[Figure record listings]

= Beginning of Section =

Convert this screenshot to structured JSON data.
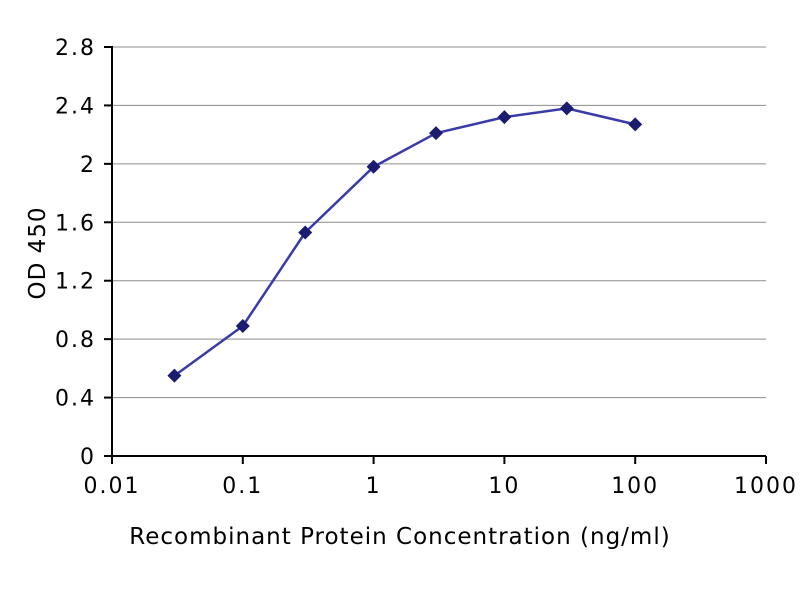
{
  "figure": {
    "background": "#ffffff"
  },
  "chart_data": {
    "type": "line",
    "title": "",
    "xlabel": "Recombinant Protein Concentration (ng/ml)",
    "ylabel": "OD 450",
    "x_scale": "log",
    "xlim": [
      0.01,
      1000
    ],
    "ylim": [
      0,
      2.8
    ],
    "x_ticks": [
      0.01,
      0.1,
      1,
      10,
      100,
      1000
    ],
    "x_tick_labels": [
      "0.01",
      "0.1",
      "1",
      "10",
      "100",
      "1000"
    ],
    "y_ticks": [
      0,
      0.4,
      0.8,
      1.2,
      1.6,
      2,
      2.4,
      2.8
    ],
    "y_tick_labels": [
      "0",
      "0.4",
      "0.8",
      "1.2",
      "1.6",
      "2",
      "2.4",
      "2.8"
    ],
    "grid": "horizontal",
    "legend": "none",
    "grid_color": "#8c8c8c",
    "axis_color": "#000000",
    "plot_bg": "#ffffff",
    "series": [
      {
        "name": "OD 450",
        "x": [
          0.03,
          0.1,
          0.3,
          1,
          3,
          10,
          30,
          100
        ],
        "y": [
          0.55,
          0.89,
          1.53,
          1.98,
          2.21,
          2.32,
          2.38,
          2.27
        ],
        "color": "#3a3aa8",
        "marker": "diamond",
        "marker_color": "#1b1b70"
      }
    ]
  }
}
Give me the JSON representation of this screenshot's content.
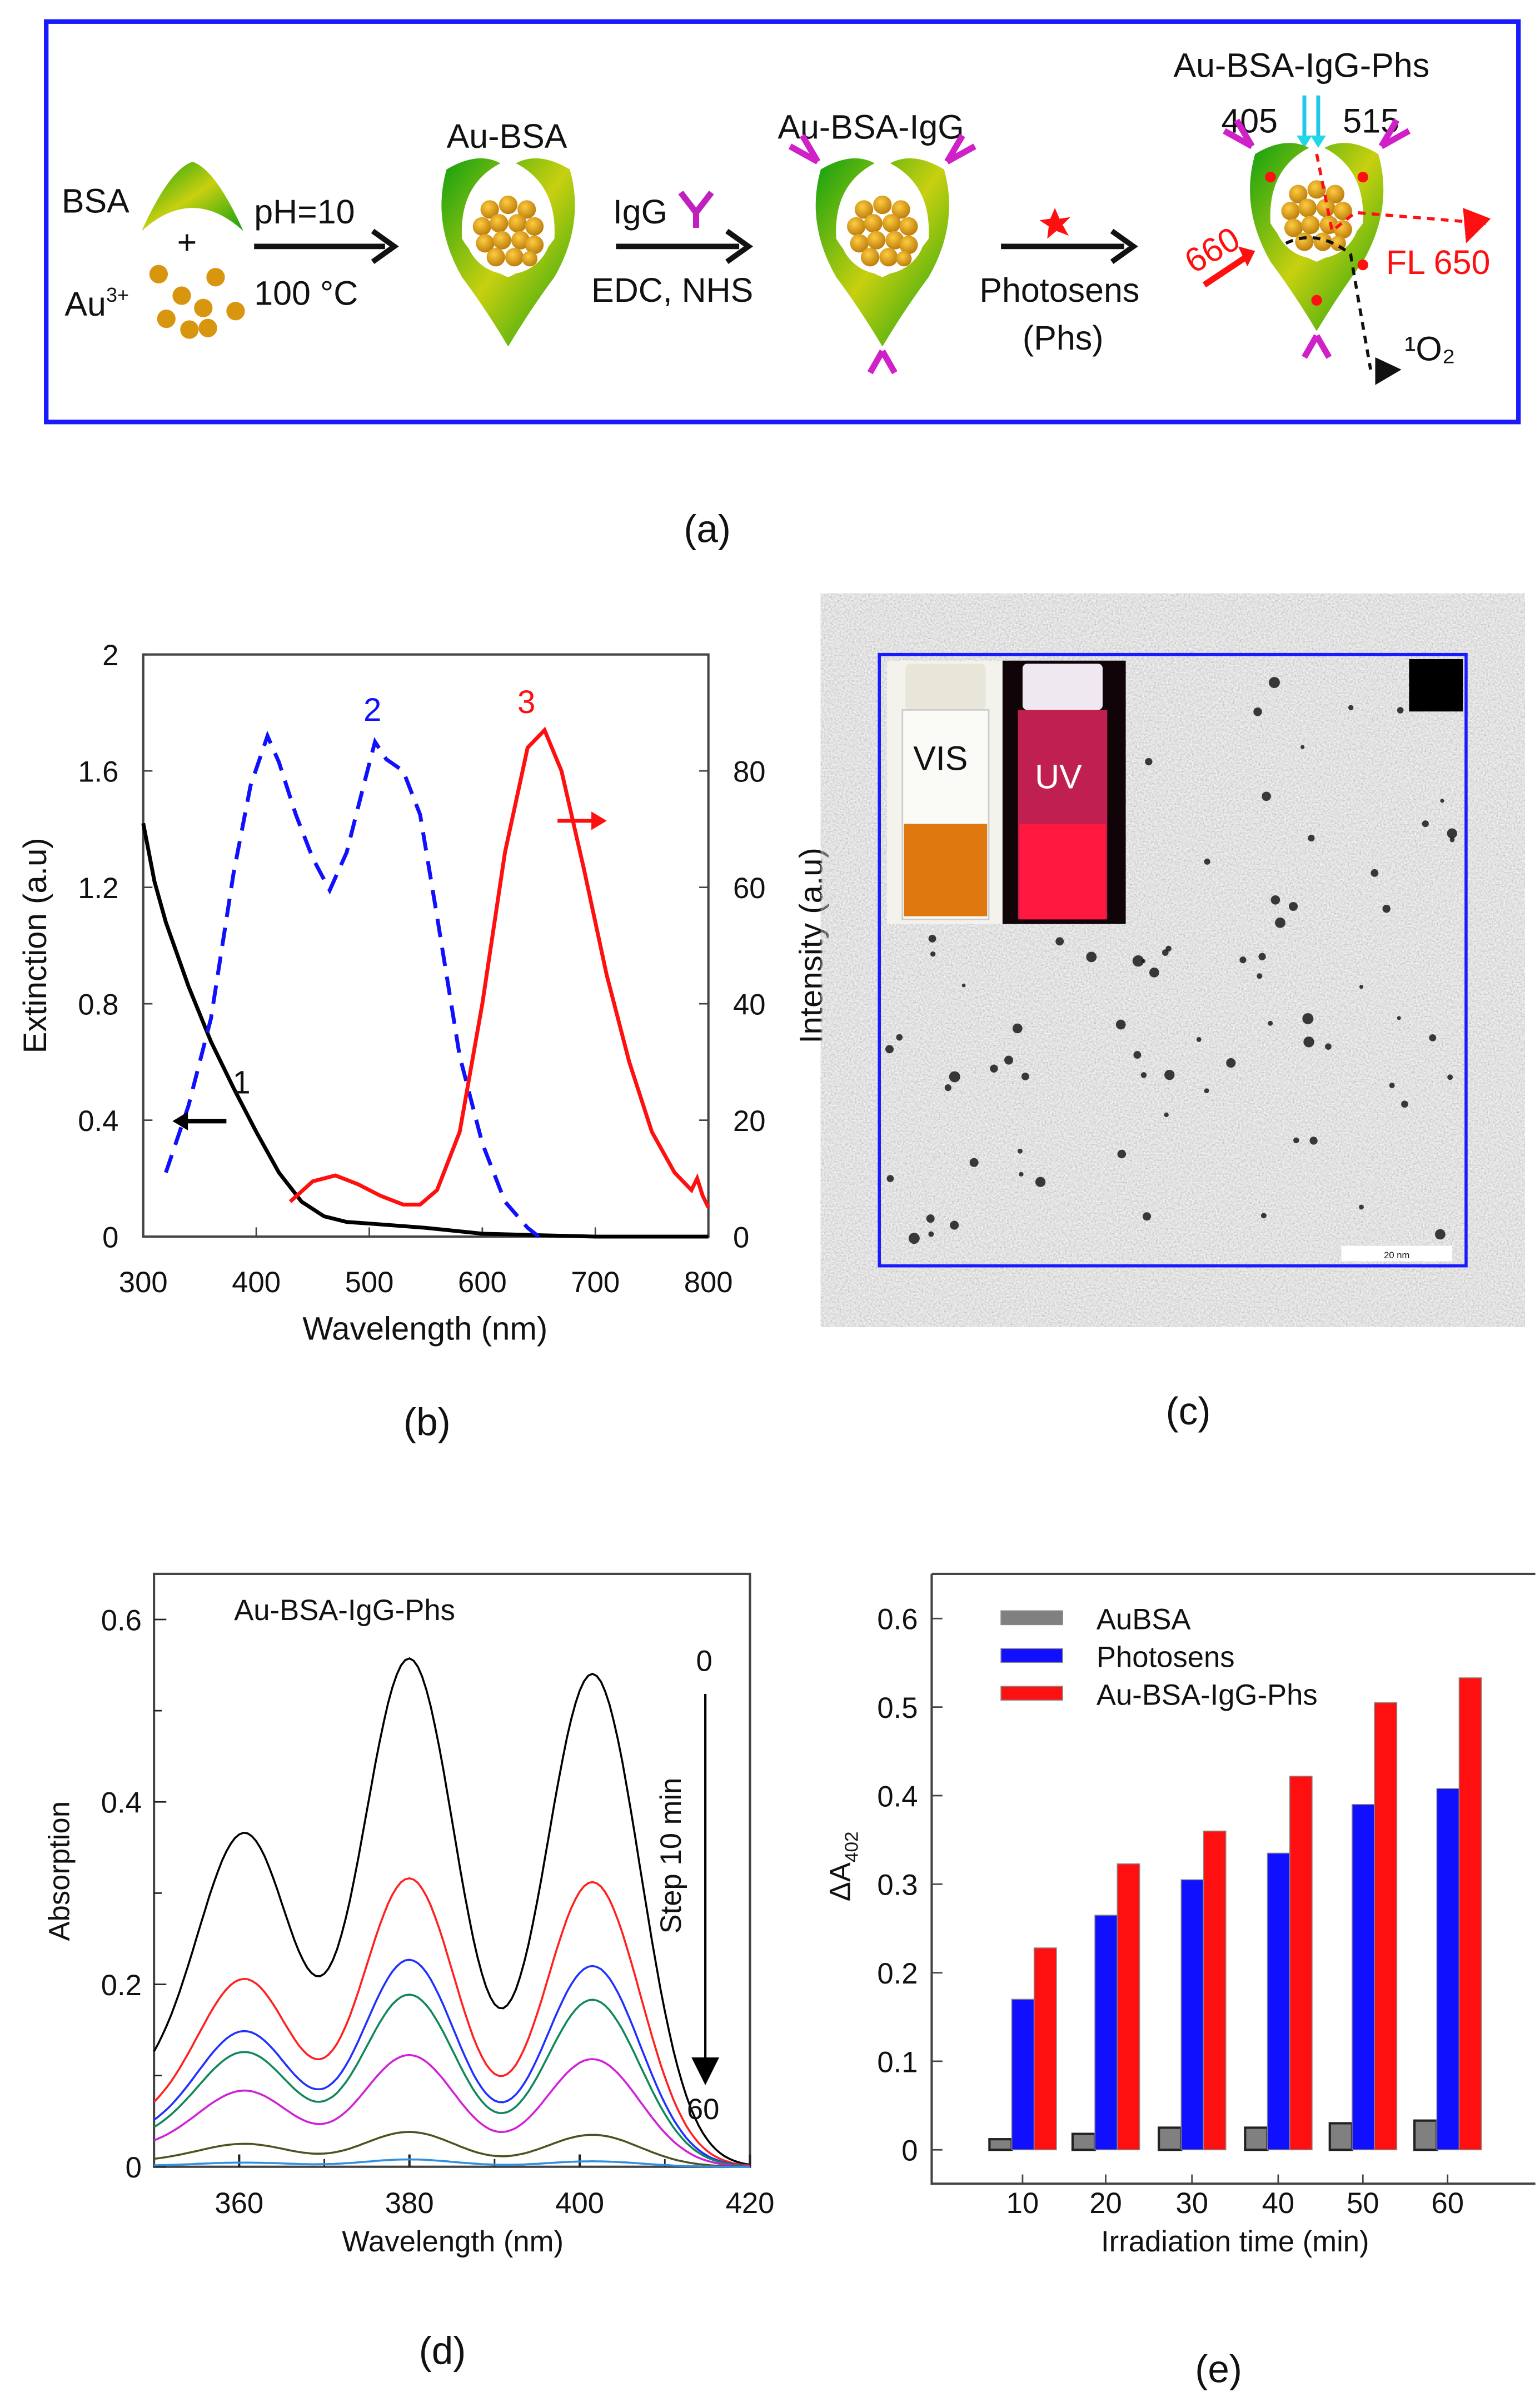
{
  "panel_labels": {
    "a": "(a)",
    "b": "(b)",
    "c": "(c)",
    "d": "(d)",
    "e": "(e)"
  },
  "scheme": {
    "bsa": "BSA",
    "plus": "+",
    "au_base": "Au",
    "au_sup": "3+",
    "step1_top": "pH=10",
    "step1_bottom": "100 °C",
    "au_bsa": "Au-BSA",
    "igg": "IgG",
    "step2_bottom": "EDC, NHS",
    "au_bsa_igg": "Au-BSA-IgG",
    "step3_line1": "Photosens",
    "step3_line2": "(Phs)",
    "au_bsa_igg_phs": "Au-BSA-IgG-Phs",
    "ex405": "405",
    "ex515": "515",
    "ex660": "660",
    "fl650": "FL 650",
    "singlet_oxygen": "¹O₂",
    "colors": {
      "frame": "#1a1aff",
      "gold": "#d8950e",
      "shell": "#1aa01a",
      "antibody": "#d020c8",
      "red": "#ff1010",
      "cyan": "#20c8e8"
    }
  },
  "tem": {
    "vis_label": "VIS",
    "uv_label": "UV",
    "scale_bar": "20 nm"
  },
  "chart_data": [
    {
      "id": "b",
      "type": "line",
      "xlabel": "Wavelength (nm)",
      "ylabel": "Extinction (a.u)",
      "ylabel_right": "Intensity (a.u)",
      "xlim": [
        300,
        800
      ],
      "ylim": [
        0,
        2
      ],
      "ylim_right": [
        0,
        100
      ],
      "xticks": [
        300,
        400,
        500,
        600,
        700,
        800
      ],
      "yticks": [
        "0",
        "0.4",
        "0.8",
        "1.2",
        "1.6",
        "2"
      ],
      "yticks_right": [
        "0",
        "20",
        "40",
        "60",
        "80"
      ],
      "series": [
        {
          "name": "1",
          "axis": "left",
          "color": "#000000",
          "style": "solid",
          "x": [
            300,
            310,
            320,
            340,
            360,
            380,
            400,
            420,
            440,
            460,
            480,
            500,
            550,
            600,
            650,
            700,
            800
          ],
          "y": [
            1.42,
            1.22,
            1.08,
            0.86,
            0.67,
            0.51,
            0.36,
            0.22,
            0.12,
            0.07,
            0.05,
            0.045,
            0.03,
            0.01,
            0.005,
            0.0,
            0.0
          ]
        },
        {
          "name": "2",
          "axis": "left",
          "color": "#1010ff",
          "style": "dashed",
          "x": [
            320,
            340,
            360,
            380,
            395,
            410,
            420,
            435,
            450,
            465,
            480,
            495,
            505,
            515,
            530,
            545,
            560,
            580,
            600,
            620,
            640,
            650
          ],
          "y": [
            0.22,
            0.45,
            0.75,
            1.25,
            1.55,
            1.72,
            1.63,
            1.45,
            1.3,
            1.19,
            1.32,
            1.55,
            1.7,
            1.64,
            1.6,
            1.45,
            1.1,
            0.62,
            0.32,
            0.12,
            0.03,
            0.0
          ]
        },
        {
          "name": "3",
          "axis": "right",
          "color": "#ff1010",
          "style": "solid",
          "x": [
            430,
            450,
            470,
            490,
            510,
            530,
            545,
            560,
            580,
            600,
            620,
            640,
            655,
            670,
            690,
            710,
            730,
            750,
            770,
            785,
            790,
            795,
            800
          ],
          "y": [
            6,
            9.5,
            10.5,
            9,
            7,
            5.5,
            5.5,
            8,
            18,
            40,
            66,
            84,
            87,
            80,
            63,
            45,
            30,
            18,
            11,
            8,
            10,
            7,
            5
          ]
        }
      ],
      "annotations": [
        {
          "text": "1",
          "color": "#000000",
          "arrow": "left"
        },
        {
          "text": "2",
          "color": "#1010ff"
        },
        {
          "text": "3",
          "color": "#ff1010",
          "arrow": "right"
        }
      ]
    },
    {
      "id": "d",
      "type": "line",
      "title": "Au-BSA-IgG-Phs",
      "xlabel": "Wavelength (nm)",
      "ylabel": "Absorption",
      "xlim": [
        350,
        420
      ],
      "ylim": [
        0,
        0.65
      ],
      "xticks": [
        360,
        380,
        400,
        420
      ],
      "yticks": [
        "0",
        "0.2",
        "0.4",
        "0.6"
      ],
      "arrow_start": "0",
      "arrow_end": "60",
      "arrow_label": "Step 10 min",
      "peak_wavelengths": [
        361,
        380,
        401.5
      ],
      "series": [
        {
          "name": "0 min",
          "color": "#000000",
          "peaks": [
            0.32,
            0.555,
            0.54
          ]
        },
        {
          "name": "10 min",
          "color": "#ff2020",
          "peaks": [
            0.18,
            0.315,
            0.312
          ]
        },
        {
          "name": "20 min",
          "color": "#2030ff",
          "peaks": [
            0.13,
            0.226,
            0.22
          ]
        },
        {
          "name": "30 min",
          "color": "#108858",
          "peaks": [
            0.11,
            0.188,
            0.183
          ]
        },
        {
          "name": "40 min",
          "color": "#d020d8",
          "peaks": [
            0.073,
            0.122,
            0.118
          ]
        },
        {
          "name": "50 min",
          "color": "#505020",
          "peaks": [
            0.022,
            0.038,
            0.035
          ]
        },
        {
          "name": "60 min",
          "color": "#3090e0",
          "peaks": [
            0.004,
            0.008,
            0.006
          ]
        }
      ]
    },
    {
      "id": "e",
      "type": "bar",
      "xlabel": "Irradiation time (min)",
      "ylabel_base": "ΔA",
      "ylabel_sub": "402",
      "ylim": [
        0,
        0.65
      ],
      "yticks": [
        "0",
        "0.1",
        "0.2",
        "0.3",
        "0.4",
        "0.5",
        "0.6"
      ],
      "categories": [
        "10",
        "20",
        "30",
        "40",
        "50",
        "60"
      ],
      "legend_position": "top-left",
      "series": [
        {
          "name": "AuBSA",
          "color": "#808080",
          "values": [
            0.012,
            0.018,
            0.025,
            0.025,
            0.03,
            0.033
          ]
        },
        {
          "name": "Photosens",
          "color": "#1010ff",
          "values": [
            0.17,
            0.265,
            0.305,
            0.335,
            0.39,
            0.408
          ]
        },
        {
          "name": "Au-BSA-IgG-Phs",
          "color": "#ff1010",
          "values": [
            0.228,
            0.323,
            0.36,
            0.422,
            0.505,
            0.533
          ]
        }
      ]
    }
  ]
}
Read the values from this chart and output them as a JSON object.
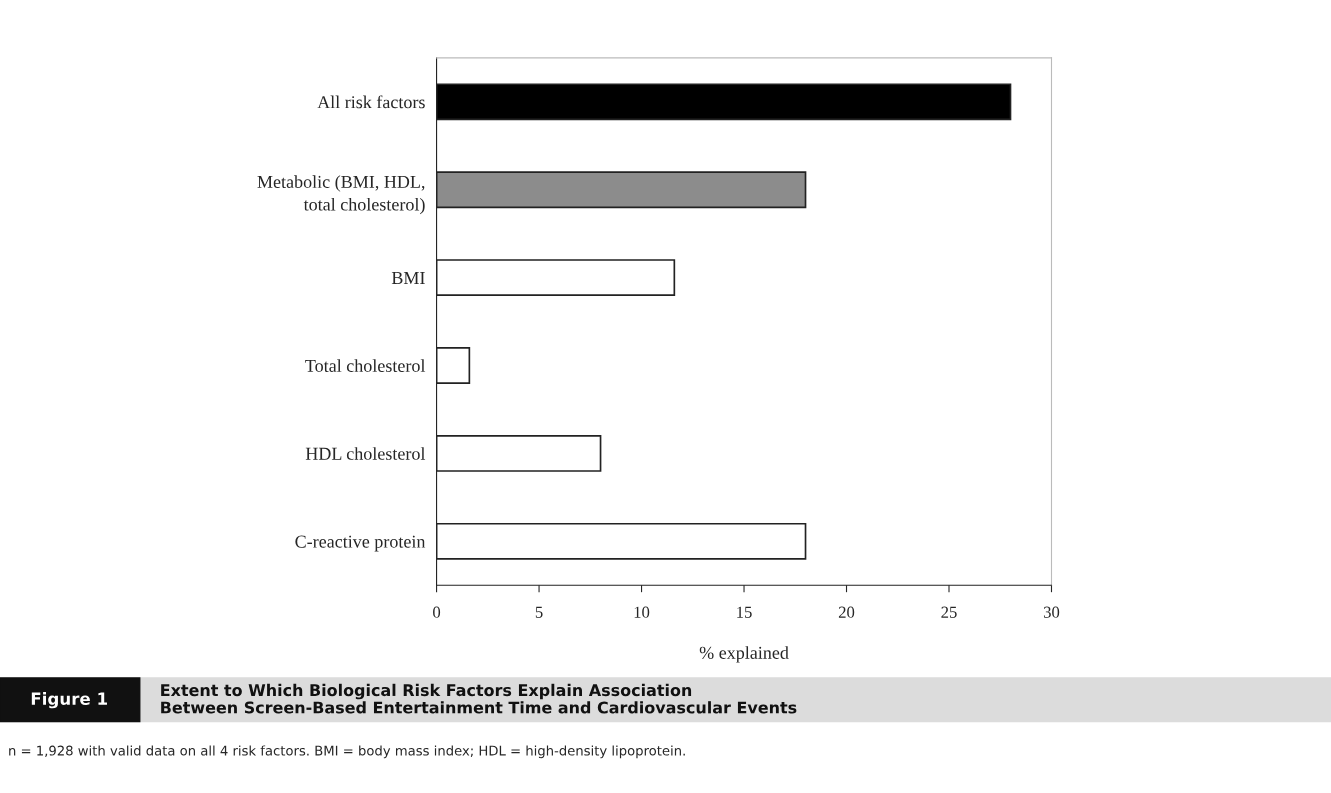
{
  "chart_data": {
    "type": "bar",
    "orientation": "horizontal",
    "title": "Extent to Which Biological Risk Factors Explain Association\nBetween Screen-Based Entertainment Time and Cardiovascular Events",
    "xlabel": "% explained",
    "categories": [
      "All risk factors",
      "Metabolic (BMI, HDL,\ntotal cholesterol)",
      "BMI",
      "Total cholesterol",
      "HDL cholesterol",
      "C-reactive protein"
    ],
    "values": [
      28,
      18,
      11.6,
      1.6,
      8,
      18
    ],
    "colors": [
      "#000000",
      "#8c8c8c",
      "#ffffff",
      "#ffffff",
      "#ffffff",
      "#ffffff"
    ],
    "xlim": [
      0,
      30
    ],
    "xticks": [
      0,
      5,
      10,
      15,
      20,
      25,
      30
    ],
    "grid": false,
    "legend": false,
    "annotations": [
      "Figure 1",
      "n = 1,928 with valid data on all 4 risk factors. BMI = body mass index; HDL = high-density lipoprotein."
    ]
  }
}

= End of Section =

» **Your objective**:
Copy out all lines from the records where the word "left" appears.

» **Response below**:
          "axis": "left",
          "axis": "left",
          "arrow": "left"
      "legend_position": "top-left",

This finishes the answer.